*Texto base*.
El pueblo elegido por Dios es dichoso. No se manda solo. Tampoco vive abandonado a su suerte. Dios quiere que su pueblo viva a la luz de sus mandamientos, los cuales en vez de ser una carga, son una recomendación para llegar a vivir feliz. Quien se llame cristiano y que quiera vivir conforma a su fe tiene el camino del amor a Dios y a los demás como la opción sin la cual su vida sería una mentira. Porque como dice San Juan: “El que no ama a Dios no ha conocido, porque a Dios es amor. (1Jn 4, 8).
La realidad que vivimos todos los días nos revela que es más fácil hablar y predicar sobre este mandamiento de amor, pero que lo exigente es llevar a la práctica. ¿Qué significa concretamente para nosotros el que amemos a Dios por sobre todas la cosas? ¿Qué implica el hecho que sólo en Él encontremos nuestra fuerza y que solo a Él lo amemos de corazón? Entendamos bien: amar a Dios significa creer, esperar en El, adorarlo como nuestro Creador, interesarnos a conocer nuestra religión (darnos tiempo para formarnos sobre sus enseñanzas), respetar las cosas y las personas sagradas (porque nos acercan a Dios).

*Lista de tareas*.
1 - Según el texto sobre el amor a Dios, ¿qué son los mandamientos en lugar de una carga?
2 - Resume en dos oraciones el texto sobre el amor a Dios.
3 - Continúa el texto sobre el amor a Dios a partir de su última oración.
Los registros no tienen relación con el texto base.

*Sección de registros*.

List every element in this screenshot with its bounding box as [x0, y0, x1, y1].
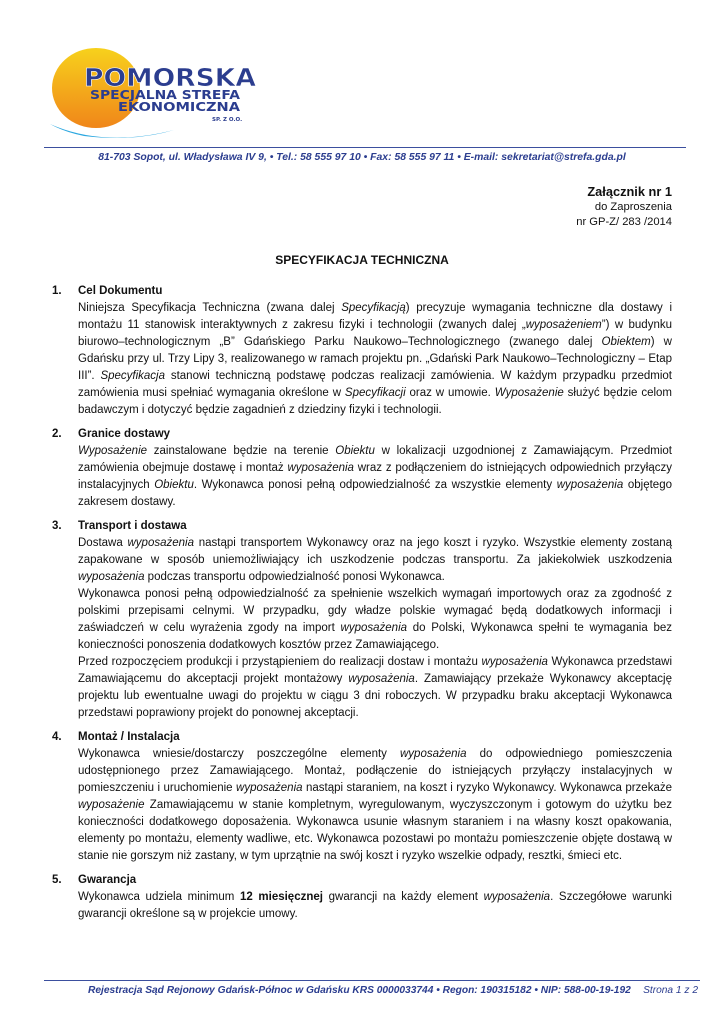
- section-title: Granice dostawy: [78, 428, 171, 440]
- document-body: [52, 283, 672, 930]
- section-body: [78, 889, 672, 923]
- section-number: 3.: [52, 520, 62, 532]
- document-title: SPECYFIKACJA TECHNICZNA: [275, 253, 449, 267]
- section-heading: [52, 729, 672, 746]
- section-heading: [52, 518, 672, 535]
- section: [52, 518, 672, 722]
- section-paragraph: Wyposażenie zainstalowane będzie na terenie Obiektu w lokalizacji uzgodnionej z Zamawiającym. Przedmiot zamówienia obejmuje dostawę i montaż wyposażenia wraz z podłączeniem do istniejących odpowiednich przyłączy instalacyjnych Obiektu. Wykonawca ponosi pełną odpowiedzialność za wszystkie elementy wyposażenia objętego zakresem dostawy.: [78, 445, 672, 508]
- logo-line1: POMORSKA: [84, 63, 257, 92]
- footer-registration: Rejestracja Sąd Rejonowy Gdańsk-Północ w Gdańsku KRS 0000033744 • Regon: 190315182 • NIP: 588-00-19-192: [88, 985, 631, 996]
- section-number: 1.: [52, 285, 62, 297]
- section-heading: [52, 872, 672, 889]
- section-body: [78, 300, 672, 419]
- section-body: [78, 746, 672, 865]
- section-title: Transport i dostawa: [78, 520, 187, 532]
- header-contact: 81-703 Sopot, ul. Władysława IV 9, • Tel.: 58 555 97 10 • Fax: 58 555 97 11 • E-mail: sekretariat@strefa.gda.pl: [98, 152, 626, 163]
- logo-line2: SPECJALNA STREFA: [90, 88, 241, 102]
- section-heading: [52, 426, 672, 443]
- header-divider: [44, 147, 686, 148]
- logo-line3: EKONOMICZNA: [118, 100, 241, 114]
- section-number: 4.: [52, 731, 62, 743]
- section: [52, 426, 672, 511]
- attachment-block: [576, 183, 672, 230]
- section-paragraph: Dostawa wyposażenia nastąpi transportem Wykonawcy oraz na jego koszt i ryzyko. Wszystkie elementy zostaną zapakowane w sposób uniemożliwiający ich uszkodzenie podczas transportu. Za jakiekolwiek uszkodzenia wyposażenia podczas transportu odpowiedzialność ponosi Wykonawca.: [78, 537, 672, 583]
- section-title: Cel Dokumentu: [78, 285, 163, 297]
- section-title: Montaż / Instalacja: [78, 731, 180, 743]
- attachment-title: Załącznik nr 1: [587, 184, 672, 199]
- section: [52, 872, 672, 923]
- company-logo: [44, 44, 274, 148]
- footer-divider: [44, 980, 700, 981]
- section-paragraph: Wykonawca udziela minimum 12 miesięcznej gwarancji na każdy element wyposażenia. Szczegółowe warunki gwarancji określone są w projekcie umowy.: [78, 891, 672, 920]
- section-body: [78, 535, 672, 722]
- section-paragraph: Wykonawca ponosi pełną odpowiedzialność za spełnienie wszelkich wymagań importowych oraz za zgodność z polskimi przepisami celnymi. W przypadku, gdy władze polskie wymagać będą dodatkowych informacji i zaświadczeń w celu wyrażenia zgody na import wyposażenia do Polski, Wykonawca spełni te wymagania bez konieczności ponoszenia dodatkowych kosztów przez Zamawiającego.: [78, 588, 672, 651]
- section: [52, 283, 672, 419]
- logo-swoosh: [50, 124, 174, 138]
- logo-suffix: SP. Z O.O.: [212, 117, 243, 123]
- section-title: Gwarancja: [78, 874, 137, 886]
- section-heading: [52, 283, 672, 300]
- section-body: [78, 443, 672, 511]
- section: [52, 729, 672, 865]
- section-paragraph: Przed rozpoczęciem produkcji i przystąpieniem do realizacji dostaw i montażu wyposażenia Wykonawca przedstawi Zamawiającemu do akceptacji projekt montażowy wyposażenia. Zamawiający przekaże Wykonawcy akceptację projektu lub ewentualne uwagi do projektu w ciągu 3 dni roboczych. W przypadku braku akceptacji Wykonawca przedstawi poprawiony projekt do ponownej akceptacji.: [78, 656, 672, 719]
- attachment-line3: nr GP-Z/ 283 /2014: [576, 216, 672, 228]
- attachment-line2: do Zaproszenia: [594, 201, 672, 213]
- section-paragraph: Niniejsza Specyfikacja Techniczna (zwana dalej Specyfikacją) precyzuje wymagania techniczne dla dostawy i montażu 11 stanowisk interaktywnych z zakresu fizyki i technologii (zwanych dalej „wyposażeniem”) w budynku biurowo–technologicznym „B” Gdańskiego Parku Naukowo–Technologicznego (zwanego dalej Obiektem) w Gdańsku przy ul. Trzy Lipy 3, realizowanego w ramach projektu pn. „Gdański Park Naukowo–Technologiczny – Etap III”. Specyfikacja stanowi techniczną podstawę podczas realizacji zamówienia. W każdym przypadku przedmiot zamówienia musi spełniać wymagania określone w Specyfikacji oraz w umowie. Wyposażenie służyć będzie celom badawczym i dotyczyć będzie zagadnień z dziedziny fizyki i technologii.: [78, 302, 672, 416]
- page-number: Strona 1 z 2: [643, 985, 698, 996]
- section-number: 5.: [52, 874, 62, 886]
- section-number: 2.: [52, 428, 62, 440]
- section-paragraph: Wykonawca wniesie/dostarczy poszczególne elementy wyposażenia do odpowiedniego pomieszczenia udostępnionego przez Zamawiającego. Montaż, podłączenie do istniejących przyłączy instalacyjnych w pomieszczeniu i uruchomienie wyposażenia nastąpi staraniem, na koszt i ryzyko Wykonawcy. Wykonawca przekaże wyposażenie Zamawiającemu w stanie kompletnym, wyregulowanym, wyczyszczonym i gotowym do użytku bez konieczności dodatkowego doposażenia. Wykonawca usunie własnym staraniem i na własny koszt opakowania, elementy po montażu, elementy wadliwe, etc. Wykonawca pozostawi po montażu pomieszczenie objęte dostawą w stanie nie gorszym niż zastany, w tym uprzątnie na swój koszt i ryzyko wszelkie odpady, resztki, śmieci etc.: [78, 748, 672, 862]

*Las respuestas*.
1 - Son una recomendación para llegar a vivir feliz.

2 - El pueblo elegido por Dios es dichoso, y sus mandamientos no son una carga, sino una recomendación para vivir feliz, con el amor a Dios y a los demás como camino del cristiano. Es más fácil predicar este mandamiento que practicarlo, y amar a Dios significa creer, esperar en Él, adorarlo como Creador, formarse en la religión y respetar las cosas y personas sagradas.

3 -
En cuanto al amor al prójimo, esto implica que por medio de las personas que vemos manifestamos, con nuestro trato, el amor hacia Dios. De tal modo que no debemos excluir a nadie de nuestro amor. Hasta el punto que, incluso debemos amar también a los enemigos o aquellos que nos caen mal. Claramente, manifestamos nuestro amor al prójimo sirviendo y ayudando a los demás sin reserva. Pero, concretamente ¿qué significa amar al prójimo? ¿Qué significa servirlo? El amor al prójimo equivale a : enseñar al que no sabe, dar buen consejo al que lo necesita, corregir al que se equivoca (no burlarse de él), consolar al triste, perdonar las injurias, soportar y comprender con amabilidad los defectos de los demás, rezar por las otras personas (los vivos o los muertos). Pero, no basta con eso para darle vida al amor al prójimo, también significa que sepamos: dar de comer al que tiene hambre, dar de beber al sediento, vestir al desnudo, recibir al extranjero, libertar al cautivo, visitar a los enfermos y prisioneros, enterrar y respetar a los muertos….
En la medida en que vivimos estos mandamientos, reflejamos continuamente la presencia de Dios a los demás. Y de esta forma, nos hacemos parte de la misión de Cristo, Sumo sacerdote que ha sabido ofrecerse a la muerte en la cruz como Salvador de todas las personas que se confían en Él.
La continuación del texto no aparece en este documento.